Reproduce all the entries exactly and keep the pictures out.

• EXERCISE MATERIALS
— BEGIN —

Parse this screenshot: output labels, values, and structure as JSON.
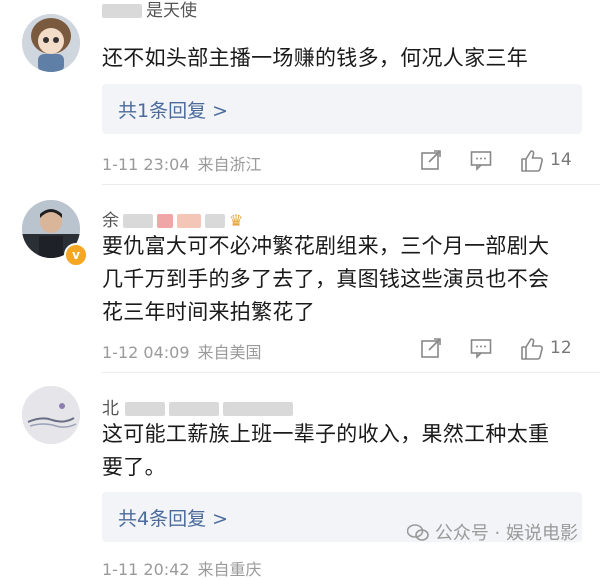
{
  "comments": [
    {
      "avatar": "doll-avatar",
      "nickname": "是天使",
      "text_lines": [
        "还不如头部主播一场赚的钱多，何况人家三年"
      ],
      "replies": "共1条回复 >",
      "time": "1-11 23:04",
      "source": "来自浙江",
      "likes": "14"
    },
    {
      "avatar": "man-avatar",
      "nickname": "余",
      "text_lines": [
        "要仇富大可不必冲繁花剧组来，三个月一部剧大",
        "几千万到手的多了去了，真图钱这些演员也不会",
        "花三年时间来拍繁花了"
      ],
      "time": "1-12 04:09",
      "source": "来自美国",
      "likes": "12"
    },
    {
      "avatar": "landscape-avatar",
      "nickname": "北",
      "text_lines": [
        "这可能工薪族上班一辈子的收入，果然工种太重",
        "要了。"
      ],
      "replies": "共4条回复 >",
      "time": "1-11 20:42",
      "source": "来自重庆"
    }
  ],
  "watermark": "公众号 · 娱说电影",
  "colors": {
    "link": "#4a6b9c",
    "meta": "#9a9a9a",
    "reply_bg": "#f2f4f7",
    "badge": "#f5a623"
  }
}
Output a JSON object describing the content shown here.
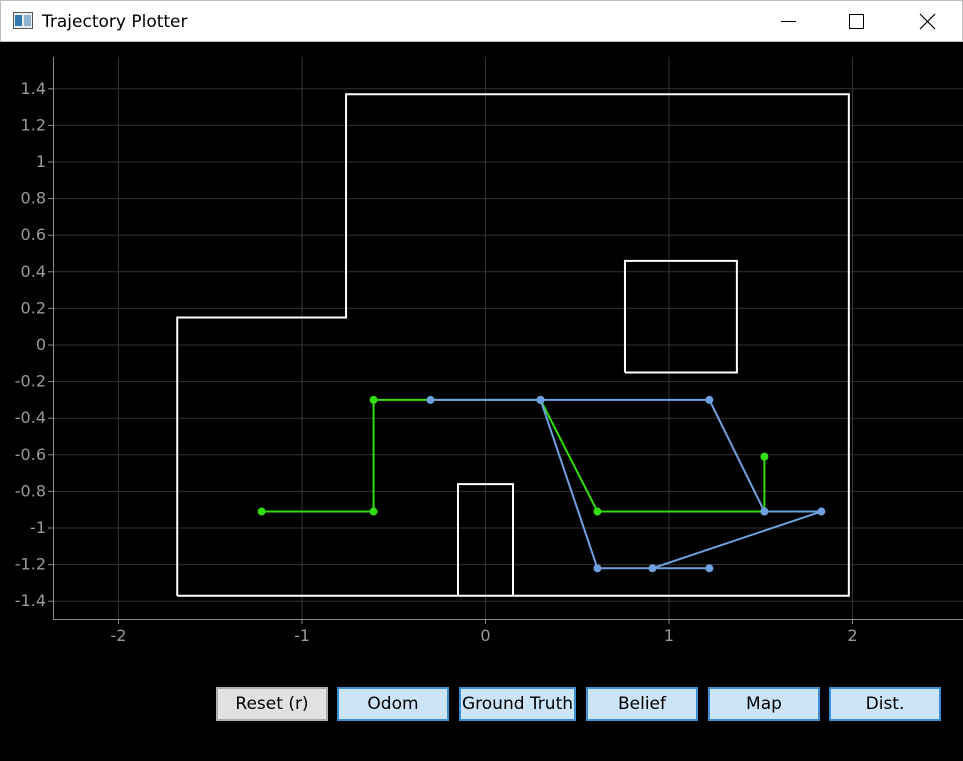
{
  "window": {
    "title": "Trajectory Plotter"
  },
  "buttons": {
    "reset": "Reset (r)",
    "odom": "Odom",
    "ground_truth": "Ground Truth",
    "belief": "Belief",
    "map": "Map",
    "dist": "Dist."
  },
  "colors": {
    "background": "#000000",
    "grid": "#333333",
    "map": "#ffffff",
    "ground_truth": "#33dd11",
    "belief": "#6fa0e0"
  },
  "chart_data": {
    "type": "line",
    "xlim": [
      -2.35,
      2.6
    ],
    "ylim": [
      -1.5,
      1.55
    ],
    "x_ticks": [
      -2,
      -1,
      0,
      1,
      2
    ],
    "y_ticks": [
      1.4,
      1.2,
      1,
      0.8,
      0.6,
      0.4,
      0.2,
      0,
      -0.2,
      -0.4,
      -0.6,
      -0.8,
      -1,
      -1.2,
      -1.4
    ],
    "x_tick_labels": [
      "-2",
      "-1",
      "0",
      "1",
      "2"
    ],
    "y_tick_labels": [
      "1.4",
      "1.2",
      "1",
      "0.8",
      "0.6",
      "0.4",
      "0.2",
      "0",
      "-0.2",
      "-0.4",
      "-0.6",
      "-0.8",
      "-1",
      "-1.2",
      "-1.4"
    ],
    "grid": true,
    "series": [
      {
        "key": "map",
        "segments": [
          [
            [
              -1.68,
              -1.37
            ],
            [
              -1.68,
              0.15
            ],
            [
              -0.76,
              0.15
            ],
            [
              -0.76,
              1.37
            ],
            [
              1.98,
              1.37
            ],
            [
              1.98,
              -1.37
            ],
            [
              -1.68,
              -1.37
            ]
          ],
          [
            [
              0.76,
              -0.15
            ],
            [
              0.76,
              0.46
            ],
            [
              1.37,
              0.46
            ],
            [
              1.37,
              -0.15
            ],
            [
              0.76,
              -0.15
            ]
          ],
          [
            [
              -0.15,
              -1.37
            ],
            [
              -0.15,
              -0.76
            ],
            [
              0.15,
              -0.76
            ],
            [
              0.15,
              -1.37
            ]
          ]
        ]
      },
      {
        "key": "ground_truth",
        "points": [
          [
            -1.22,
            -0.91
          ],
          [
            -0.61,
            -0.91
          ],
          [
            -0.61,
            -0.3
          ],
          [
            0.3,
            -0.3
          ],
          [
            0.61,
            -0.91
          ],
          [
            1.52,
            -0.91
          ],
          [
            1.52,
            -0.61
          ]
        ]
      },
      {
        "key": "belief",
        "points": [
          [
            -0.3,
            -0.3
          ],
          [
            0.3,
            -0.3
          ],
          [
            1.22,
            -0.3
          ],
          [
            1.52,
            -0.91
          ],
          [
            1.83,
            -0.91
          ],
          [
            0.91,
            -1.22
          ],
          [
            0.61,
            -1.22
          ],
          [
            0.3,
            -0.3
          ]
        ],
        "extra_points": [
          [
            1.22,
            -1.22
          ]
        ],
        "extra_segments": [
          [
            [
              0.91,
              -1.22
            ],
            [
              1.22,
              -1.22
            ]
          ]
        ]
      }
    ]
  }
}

— END —

• COMPLETED EXERCISE
Parse this screenshot: output labels, values, and structure as JSON.
{
  "comments": [
    {
      "avatar": "doll-avatar",
      "nickname": "是天使",
      "text_lines": [
        "还不如头部主播一场赚的钱多，何况人家三年"
      ],
      "replies": "共1条回复 >",
      "time": "1-11 23:04",
      "source": "来自浙江",
      "likes": "14"
    },
    {
      "avatar": "man-avatar",
      "nickname": "余",
      "text_lines": [
        "要仇富大可不必冲繁花剧组来，三个月一部剧大",
        "几千万到手的多了去了，真图钱这些演员也不会",
        "花三年时间来拍繁花了"
      ],
      "time": "1-12 04:09",
      "source": "来自美国",
      "likes": "12"
    },
    {
      "avatar": "landscape-avatar",
      "nickname": "北",
      "text_lines": [
        "这可能工薪族上班一辈子的收入，果然工种太重",
        "要了。"
      ],
      "replies": "共4条回复 >",
      "time": "1-11 20:42",
      "source": "来自重庆"
    }
  ],
  "watermark": "公众号 · 娱说电影",
  "colors": {
    "link": "#4a6b9c",
    "meta": "#9a9a9a",
    "reply_bg": "#f2f4f7",
    "badge": "#f5a623"
  }
}
Output a JSON object describing the content shown here.
{
  "window": {
    "title": "Trajectory Plotter"
  },
  "buttons": {
    "reset": "Reset (r)",
    "odom": "Odom",
    "ground_truth": "Ground Truth",
    "belief": "Belief",
    "map": "Map",
    "dist": "Dist."
  },
  "colors": {
    "background": "#000000",
    "grid": "#333333",
    "map": "#ffffff",
    "ground_truth": "#33dd11",
    "belief": "#6fa0e0"
  },
  "chart_data": {
    "type": "line",
    "xlim": [
      -2.35,
      2.6
    ],
    "ylim": [
      -1.5,
      1.55
    ],
    "x_ticks": [
      -2,
      -1,
      0,
      1,
      2
    ],
    "y_ticks": [
      1.4,
      1.2,
      1,
      0.8,
      0.6,
      0.4,
      0.2,
      0,
      -0.2,
      -0.4,
      -0.6,
      -0.8,
      -1,
      -1.2,
      -1.4
    ],
    "x_tick_labels": [
      "-2",
      "-1",
      "0",
      "1",
      "2"
    ],
    "y_tick_labels": [
      "1.4",
      "1.2",
      "1",
      "0.8",
      "0.6",
      "0.4",
      "0.2",
      "0",
      "-0.2",
      "-0.4",
      "-0.6",
      "-0.8",
      "-1",
      "-1.2",
      "-1.4"
    ],
    "grid": true,
    "series": [
      {
        "key": "map",
        "segments": [
          [
            [
              -1.68,
              -1.37
            ],
            [
              -1.68,
              0.15
            ],
            [
              -0.76,
              0.15
            ],
            [
              -0.76,
              1.37
            ],
            [
              1.98,
              1.37
            ],
            [
              1.98,
              -1.37
            ],
            [
              -1.68,
              -1.37
            ]
          ],
          [
            [
              0.76,
              -0.15
            ],
            [
              0.76,
              0.46
            ],
            [
              1.37,
              0.46
            ],
            [
              1.37,
              -0.15
            ],
            [
              0.76,
              -0.15
            ]
          ],
          [
            [
              -0.15,
              -1.37
            ],
            [
              -0.15,
              -0.76
            ],
            [
              0.15,
              -0.76
            ],
            [
              0.15,
              -1.37
            ]
          ]
        ]
      },
      {
        "key": "ground_truth",
        "points": [
          [
            -1.22,
            -0.91
          ],
          [
            -0.61,
            -0.91
          ],
          [
            -0.61,
            -0.3
          ],
          [
            0.3,
            -0.3
          ],
          [
            0.61,
            -0.91
          ],
          [
            1.52,
            -0.91
          ],
          [
            1.52,
            -0.61
          ]
        ]
      },
      {
        "key": "belief",
        "points": [
          [
            -0.3,
            -0.3
          ],
          [
            0.3,
            -0.3
          ],
          [
            1.22,
            -0.3
          ],
          [
            1.52,
            -0.91
          ],
          [
            1.83,
            -0.91
          ],
          [
            0.91,
            -1.22
          ],
          [
            0.61,
            -1.22
          ],
          [
            0.3,
            -0.3
          ]
        ],
        "extra_points": [
          [
            1.22,
            -1.22
          ]
        ],
        "extra_segments": [
          [
            [
              0.91,
              -1.22
            ],
            [
              1.22,
              -1.22
            ]
          ]
        ]
      }
    ]
  }
}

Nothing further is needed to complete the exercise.